-- Given records start --
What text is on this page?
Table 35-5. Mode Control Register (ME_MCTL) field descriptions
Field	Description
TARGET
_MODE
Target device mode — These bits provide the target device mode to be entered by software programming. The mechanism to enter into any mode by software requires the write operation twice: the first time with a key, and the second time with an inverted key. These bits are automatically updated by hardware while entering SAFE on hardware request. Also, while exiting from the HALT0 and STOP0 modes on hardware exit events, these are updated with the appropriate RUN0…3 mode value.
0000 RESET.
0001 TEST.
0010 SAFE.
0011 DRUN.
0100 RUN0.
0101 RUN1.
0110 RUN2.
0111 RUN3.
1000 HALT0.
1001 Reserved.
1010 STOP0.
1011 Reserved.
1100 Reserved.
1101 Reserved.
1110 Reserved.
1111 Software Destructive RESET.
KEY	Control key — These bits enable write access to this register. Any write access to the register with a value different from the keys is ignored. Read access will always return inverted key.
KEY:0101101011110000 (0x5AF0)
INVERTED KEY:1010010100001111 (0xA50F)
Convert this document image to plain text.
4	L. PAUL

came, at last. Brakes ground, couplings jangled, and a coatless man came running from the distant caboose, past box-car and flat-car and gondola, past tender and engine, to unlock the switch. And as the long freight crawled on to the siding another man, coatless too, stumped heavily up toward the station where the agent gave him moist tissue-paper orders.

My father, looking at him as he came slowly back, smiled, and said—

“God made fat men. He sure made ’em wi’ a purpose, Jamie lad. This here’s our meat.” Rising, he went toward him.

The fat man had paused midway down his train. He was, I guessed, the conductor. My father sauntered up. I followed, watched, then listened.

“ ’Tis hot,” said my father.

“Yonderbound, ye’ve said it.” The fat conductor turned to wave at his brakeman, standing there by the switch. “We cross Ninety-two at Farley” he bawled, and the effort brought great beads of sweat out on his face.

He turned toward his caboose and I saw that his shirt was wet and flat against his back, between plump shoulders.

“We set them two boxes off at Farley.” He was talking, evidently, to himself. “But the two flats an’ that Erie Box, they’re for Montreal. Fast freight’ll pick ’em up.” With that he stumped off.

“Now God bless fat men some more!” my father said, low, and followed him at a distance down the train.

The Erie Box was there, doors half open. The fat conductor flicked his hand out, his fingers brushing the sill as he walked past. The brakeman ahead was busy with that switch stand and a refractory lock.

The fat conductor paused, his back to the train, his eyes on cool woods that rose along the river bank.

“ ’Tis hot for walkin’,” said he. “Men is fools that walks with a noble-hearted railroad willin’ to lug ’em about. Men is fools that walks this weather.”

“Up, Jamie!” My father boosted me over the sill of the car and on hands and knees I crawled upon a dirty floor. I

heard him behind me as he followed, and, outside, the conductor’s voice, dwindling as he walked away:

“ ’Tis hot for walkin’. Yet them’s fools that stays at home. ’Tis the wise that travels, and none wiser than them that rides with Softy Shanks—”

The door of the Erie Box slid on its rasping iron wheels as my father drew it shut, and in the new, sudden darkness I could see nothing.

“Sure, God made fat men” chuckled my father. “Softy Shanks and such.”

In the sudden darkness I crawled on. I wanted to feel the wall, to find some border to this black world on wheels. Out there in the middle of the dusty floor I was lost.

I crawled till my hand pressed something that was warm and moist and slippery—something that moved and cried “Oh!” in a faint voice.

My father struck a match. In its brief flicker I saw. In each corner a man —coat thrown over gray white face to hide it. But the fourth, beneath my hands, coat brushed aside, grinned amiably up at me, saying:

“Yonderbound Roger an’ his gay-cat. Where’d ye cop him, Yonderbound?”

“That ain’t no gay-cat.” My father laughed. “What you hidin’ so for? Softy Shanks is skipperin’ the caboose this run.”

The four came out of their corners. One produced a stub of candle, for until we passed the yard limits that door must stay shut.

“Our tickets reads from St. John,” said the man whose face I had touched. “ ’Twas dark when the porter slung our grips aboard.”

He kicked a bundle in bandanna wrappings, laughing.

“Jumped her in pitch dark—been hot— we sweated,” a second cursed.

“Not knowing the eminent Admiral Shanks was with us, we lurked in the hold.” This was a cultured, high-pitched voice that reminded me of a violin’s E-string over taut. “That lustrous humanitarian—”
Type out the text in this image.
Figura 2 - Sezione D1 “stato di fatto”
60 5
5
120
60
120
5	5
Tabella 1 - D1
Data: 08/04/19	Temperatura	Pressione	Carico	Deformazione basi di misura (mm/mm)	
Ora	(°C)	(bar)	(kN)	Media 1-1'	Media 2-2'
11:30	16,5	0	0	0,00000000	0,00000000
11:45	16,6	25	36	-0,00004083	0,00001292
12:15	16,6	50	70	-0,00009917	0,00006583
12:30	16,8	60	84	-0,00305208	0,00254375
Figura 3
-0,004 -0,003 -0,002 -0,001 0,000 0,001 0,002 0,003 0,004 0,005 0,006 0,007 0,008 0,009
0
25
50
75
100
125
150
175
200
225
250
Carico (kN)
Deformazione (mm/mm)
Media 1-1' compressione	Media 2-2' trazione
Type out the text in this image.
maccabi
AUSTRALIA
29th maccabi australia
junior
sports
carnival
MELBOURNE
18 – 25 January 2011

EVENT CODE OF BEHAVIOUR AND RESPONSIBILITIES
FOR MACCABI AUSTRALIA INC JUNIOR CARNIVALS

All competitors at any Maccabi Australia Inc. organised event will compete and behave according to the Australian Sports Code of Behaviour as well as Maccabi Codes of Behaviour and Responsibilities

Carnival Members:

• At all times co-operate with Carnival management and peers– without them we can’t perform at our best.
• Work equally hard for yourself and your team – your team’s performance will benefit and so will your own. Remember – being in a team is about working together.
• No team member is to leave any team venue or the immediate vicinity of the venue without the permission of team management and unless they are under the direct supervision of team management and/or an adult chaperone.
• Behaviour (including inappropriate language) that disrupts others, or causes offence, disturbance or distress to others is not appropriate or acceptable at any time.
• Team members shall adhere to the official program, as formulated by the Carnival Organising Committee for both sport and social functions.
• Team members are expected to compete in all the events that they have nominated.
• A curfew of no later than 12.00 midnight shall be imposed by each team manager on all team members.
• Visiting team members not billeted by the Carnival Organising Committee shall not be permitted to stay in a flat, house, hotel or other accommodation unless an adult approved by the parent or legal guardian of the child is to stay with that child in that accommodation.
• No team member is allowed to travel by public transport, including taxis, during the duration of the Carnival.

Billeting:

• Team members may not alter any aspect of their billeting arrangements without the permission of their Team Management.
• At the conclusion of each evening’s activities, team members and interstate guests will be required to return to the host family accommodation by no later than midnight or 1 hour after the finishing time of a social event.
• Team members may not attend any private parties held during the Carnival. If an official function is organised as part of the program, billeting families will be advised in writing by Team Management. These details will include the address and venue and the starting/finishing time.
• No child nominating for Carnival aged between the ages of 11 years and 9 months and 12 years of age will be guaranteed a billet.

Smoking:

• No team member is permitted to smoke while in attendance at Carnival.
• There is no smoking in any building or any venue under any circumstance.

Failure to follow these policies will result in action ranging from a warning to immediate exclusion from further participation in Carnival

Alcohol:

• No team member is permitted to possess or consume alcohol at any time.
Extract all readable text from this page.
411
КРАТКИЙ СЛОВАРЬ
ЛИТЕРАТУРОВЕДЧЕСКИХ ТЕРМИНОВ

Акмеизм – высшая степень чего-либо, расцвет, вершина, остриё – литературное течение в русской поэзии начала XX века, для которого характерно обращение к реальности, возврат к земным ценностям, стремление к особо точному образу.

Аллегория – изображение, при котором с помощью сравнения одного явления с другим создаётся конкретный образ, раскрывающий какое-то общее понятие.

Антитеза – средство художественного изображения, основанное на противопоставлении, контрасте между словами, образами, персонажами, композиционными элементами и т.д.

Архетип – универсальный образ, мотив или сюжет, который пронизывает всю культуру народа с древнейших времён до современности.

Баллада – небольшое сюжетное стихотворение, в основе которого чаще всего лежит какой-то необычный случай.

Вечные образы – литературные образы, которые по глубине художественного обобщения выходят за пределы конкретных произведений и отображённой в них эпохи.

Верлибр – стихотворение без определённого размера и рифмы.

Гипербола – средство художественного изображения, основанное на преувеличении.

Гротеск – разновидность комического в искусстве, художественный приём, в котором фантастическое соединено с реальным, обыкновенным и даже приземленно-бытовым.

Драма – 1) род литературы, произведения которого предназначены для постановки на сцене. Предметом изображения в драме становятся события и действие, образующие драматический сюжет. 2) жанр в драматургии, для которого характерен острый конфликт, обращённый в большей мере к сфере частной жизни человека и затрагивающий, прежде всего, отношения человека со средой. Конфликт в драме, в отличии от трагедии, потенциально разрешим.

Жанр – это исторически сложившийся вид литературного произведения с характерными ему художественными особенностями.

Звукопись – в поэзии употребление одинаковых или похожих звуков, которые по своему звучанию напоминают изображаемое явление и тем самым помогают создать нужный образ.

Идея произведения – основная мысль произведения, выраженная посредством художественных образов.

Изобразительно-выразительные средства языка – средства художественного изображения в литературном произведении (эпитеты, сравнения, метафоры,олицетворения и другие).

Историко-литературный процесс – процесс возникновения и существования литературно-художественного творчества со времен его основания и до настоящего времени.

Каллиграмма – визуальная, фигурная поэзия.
-- Given records end --
Aim of the exercise
Within the listing above, find every line containing the string "стихотворение" and return it.

Exercise result
Баллада – небольшое сюжетное стихотворение, в основе которого чаще всего лежит какой-то необычный случай.
Верлибр – стихотворение без определённого размера и рифмы.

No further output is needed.